Copy the records below exactly as they are written.

--- Start of DATA EXCERPTS ---

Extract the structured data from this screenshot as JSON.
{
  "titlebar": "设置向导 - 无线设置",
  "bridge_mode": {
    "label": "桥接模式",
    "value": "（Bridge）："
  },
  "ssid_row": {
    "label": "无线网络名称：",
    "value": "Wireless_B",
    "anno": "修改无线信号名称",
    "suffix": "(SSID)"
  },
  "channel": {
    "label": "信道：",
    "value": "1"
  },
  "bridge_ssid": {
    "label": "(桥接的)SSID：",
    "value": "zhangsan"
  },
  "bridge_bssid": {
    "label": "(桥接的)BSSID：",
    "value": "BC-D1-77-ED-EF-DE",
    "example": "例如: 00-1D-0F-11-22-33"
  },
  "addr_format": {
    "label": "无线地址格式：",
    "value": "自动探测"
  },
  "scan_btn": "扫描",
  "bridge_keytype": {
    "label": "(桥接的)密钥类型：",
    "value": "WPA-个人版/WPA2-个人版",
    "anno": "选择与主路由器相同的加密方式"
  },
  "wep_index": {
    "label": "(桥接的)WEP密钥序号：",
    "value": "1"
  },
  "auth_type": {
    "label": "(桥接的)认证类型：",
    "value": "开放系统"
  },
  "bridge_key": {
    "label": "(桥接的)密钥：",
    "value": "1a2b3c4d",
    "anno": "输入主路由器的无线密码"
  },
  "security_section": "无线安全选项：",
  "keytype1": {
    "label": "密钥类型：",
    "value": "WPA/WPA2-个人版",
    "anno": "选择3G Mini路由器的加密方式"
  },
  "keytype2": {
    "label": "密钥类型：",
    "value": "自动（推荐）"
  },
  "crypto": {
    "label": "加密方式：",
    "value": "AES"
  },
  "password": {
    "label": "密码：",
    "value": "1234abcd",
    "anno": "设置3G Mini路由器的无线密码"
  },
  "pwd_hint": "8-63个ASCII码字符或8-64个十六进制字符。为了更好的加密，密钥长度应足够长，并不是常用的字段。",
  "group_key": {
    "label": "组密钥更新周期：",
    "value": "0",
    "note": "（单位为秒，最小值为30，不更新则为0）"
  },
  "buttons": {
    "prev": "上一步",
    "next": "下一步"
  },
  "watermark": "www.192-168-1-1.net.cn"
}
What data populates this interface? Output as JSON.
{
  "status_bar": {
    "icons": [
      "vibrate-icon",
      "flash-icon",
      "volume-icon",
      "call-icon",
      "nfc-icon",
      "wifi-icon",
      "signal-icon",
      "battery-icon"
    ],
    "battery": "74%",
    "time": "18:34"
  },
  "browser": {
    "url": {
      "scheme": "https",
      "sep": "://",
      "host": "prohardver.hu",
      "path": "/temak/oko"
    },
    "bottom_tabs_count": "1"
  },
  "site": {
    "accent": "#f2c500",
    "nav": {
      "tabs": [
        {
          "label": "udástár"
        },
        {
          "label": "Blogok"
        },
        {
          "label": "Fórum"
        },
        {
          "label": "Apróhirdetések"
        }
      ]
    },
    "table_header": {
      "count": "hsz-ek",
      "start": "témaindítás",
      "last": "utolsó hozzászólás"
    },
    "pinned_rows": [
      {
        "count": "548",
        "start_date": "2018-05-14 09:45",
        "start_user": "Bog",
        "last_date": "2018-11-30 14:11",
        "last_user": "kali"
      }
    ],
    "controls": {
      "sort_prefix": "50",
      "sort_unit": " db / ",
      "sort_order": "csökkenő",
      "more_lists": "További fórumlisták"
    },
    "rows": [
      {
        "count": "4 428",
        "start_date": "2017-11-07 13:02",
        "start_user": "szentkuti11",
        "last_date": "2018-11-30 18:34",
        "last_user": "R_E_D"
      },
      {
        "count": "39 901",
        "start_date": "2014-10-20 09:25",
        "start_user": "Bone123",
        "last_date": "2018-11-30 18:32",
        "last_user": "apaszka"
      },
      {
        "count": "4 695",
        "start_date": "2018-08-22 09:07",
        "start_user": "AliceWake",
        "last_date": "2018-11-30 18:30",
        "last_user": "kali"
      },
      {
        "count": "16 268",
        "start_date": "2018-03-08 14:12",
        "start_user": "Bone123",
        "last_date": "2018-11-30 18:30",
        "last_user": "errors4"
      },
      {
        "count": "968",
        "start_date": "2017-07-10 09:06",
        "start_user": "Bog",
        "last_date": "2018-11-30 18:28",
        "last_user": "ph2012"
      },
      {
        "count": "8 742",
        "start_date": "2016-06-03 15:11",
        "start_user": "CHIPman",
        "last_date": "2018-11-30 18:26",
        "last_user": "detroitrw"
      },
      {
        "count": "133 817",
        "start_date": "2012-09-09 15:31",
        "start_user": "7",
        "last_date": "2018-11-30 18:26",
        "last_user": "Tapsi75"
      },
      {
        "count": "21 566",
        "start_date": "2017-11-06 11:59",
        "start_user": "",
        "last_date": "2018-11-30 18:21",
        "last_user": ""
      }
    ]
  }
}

--- End of DATA EXCERPTS ---

▸ REPLY
Extract the structured data from this screenshot as JSON.
{
  "titlebar": "设置向导 - 无线设置",
  "bridge_mode": {
    "label": "桥接模式",
    "value": "（Bridge）："
  },
  "ssid_row": {
    "label": "无线网络名称：",
    "value": "Wireless_B",
    "anno": "修改无线信号名称",
    "suffix": "(SSID)"
  },
  "channel": {
    "label": "信道：",
    "value": "1"
  },
  "bridge_ssid": {
    "label": "(桥接的)SSID：",
    "value": "zhangsan"
  },
  "bridge_bssid": {
    "label": "(桥接的)BSSID：",
    "value": "BC-D1-77-ED-EF-DE",
    "example": "例如: 00-1D-0F-11-22-33"
  },
  "addr_format": {
    "label": "无线地址格式：",
    "value": "自动探测"
  },
  "scan_btn": "扫描",
  "bridge_keytype": {
    "label": "(桥接的)密钥类型：",
    "value": "WPA-个人版/WPA2-个人版",
    "anno": "选择与主路由器相同的加密方式"
  },
  "wep_index": {
    "label": "(桥接的)WEP密钥序号：",
    "value": "1"
  },
  "auth_type": {
    "label": "(桥接的)认证类型：",
    "value": "开放系统"
  },
  "bridge_key": {
    "label": "(桥接的)密钥：",
    "value": "1a2b3c4d",
    "anno": "输入主路由器的无线密码"
  },
  "security_section": "无线安全选项：",
  "keytype1": {
    "label": "密钥类型：",
    "value": "WPA/WPA2-个人版",
    "anno": "选择3G Mini路由器的加密方式"
  },
  "keytype2": {
    "label": "密钥类型：",
    "value": "自动（推荐）"
  },
  "crypto": {
    "label": "加密方式：",
    "value": "AES"
  },
  "password": {
    "label": "密码：",
    "value": "1234abcd",
    "anno": "设置3G Mini路由器的无线密码"
  },
  "pwd_hint": "8-63个ASCII码字符或8-64个十六进制字符。为了更好的加密，密钥长度应足够长，并不是常用的字段。",
  "group_key": {
    "label": "组密钥更新周期：",
    "value": "0",
    "note": "（单位为秒，最小值为30，不更新则为0）"
  },
  "buttons": {
    "prev": "上一步",
    "next": "下一步"
  },
  "watermark": "www.192-168-1-1.net.cn"
}
What data populates this interface? Output as JSON.
{
  "status_bar": {
    "icons": [
      "vibrate-icon",
      "flash-icon",
      "volume-icon",
      "call-icon",
      "nfc-icon",
      "wifi-icon",
      "signal-icon",
      "battery-icon"
    ],
    "battery": "74%",
    "time": "18:34"
  },
  "browser": {
    "url": {
      "scheme": "https",
      "sep": "://",
      "host": "prohardver.hu",
      "path": "/temak/oko"
    },
    "bottom_tabs_count": "1"
  },
  "site": {
    "accent": "#f2c500",
    "nav": {
      "tabs": [
        {
          "label": "udástár"
        },
        {
          "label": "Blogok"
        },
        {
          "label": "Fórum"
        },
        {
          "label": "Apróhirdetések"
        }
      ]
    },
    "table_header": {
      "count": "hsz-ek",
      "start": "témaindítás",
      "last": "utolsó hozzászólás"
    },
    "pinned_rows": [
      {
        "count": "548",
        "start_date": "2018-05-14 09:45",
        "start_user": "Bog",
        "last_date": "2018-11-30 14:11",
        "last_user": "kali"
      }
    ],
    "controls": {
      "sort_prefix": "50",
      "sort_unit": " db / ",
      "sort_order": "csökkenő",
      "more_lists": "További fórumlisták"
    },
    "rows": [
      {
        "count": "4 428",
        "start_date": "2017-11-07 13:02",
        "start_user": "szentkuti11",
        "last_date": "2018-11-30 18:34",
        "last_user": "R_E_D"
      },
      {
        "count": "39 901",
        "start_date": "2014-10-20 09:25",
        "start_user": "Bone123",
        "last_date": "2018-11-30 18:32",
        "last_user": "apaszka"
      },
      {
        "count": "4 695",
        "start_date": "2018-08-22 09:07",
        "start_user": "AliceWake",
        "last_date": "2018-11-30 18:30",
        "last_user": "kali"
      },
      {
        "count": "16 268",
        "start_date": "2018-03-08 14:12",
        "start_user": "Bone123",
        "last_date": "2018-11-30 18:30",
        "last_user": "errors4"
      },
      {
        "count": "968",
        "start_date": "2017-07-10 09:06",
        "start_user": "Bog",
        "last_date": "2018-11-30 18:28",
        "last_user": "ph2012"
      },
      {
        "count": "8 742",
        "start_date": "2016-06-03 15:11",
        "start_user": "CHIPman",
        "last_date": "2018-11-30 18:26",
        "last_user": "detroitrw"
      },
      {
        "count": "133 817",
        "start_date": "2012-09-09 15:31",
        "start_user": "7",
        "last_date": "2018-11-30 18:26",
        "last_user": "Tapsi75"
      },
      {
        "count": "21 566",
        "start_date": "2017-11-06 11:59",
        "start_user": "",
        "last_date": "2018-11-30 18:21",
        "last_user": ""
      }
    ]
  }
}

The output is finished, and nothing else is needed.